- [Instructions to follow] What is the number of lines that include the word "text"? Provide only that figure.

— START —

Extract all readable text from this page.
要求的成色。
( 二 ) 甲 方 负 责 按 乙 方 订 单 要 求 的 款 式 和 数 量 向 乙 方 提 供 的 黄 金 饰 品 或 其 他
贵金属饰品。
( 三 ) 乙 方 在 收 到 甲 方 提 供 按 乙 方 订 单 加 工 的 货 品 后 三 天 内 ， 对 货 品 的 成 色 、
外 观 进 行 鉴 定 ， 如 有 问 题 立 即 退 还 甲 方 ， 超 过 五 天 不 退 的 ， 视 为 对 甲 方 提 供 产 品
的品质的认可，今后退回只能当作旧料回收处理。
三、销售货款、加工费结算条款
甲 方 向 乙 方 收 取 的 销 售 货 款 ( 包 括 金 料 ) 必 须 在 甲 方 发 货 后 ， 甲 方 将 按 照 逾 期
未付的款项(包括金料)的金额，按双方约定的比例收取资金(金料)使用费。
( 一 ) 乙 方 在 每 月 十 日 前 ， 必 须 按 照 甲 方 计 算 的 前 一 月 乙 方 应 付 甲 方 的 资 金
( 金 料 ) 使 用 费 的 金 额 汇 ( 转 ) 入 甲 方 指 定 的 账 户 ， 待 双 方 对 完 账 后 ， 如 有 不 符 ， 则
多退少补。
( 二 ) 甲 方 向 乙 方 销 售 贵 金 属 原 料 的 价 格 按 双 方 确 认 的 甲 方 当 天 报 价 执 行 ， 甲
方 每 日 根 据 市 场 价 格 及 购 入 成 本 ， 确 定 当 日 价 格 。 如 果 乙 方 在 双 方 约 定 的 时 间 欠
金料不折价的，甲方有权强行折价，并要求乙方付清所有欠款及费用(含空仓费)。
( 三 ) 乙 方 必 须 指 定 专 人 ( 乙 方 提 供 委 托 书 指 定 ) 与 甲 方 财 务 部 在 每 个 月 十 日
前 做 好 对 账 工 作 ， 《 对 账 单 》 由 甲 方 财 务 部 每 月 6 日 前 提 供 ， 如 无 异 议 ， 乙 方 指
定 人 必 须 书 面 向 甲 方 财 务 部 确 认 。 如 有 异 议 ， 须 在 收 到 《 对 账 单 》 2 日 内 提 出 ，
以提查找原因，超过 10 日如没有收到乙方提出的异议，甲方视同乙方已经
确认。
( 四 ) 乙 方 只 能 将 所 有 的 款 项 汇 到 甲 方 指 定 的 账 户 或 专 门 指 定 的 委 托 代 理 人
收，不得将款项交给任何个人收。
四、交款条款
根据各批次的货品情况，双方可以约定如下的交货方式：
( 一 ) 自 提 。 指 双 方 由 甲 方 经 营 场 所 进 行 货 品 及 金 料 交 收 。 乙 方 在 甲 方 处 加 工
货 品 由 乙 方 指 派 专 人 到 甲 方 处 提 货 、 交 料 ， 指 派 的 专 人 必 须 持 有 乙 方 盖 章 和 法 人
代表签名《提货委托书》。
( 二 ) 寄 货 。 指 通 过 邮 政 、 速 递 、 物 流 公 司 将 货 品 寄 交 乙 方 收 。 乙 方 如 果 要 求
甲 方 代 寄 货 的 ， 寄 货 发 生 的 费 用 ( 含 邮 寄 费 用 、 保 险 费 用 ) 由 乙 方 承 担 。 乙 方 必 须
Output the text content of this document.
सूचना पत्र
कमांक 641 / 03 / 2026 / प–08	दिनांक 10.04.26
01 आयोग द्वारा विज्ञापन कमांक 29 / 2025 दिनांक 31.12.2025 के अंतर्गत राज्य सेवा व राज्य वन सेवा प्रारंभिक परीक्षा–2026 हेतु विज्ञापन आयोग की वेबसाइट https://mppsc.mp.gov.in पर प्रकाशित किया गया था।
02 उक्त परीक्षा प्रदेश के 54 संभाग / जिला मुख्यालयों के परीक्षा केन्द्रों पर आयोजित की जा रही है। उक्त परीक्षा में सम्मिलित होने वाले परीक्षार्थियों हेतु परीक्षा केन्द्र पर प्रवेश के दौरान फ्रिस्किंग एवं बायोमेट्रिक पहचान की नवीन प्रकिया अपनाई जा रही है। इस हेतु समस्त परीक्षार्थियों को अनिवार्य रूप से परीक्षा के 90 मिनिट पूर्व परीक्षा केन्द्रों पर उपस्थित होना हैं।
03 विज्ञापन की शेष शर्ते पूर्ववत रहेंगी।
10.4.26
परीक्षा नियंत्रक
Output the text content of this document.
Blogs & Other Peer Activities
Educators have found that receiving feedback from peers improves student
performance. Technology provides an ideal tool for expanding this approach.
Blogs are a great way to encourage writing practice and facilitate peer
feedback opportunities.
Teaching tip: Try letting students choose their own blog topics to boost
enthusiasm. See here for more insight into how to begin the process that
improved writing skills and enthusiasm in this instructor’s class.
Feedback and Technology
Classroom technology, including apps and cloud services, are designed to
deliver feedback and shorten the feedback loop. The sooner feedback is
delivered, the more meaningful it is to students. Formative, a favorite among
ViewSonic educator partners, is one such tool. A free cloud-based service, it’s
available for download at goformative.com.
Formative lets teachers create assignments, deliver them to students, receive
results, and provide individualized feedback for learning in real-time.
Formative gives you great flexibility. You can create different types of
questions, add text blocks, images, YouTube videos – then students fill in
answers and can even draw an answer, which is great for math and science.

— END —

- [Solution to this problem] 4